▶ Instruction: The entire listing is to be repeated verbatim.

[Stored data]
══════
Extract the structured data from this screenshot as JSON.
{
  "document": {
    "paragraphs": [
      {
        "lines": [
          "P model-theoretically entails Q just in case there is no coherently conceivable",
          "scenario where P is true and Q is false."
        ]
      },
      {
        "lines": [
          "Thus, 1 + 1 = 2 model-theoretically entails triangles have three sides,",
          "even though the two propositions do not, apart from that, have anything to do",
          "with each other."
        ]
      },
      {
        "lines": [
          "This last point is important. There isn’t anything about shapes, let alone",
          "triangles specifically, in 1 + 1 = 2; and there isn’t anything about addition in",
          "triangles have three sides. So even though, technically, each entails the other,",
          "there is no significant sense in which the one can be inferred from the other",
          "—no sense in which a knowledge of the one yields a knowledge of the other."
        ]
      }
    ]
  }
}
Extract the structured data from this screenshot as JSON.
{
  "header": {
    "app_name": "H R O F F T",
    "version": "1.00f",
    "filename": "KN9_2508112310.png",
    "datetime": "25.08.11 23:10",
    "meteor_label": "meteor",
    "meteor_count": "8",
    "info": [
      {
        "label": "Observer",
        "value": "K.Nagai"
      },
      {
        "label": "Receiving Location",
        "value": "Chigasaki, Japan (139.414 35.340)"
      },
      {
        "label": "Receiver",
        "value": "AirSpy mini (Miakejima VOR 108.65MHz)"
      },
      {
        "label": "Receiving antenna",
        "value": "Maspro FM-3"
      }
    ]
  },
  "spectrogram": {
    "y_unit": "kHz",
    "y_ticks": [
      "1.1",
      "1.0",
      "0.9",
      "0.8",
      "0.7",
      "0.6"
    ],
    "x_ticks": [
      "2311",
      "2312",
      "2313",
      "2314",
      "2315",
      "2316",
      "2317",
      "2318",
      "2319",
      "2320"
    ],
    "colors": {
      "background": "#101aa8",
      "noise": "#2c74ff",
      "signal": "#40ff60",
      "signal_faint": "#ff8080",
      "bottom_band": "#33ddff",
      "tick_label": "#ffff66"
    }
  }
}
══════
▶ Complete output:
Extract the structured data from this screenshot as JSON.
{
  "document": {
    "paragraphs": [
      {
        "lines": [
          "P model-theoretically entails Q just in case there is no coherently conceivable",
          "scenario where P is true and Q is false."
        ]
      },
      {
        "lines": [
          "Thus, 1 + 1 = 2 model-theoretically entails triangles have three sides,",
          "even though the two propositions do not, apart from that, have anything to do",
          "with each other."
        ]
      },
      {
        "lines": [
          "This last point is important. There isn’t anything about shapes, let alone",
          "triangles specifically, in 1 + 1 = 2; and there isn’t anything about addition in",
          "triangles have three sides. So even though, technically, each entails the other,",
          "there is no significant sense in which the one can be inferred from the other",
          "—no sense in which a knowledge of the one yields a knowledge of the other."
        ]
      }
    ]
  }
}
Extract the structured data from this screenshot as JSON.
{
  "header": {
    "app_name": "H R O F F T",
    "version": "1.00f",
    "filename": "KN9_2508112310.png",
    "datetime": "25.08.11 23:10",
    "meteor_label": "meteor",
    "meteor_count": "8",
    "info": [
      {
        "label": "Observer",
        "value": "K.Nagai"
      },
      {
        "label": "Receiving Location",
        "value": "Chigasaki, Japan (139.414 35.340)"
      },
      {
        "label": "Receiver",
        "value": "AirSpy mini (Miakejima VOR 108.65MHz)"
      },
      {
        "label": "Receiving antenna",
        "value": "Maspro FM-3"
      }
    ]
  },
  "spectrogram": {
    "y_unit": "kHz",
    "y_ticks": [
      "1.1",
      "1.0",
      "0.9",
      "0.8",
      "0.7",
      "0.6"
    ],
    "x_ticks": [
      "2311",
      "2312",
      "2313",
      "2314",
      "2315",
      "2316",
      "2317",
      "2318",
      "2319",
      "2320"
    ],
    "colors": {
      "background": "#101aa8",
      "noise": "#2c74ff",
      "signal": "#40ff60",
      "signal_faint": "#ff8080",
      "bottom_band": "#33ddff",
      "tick_label": "#ffff66"
    }
  }
}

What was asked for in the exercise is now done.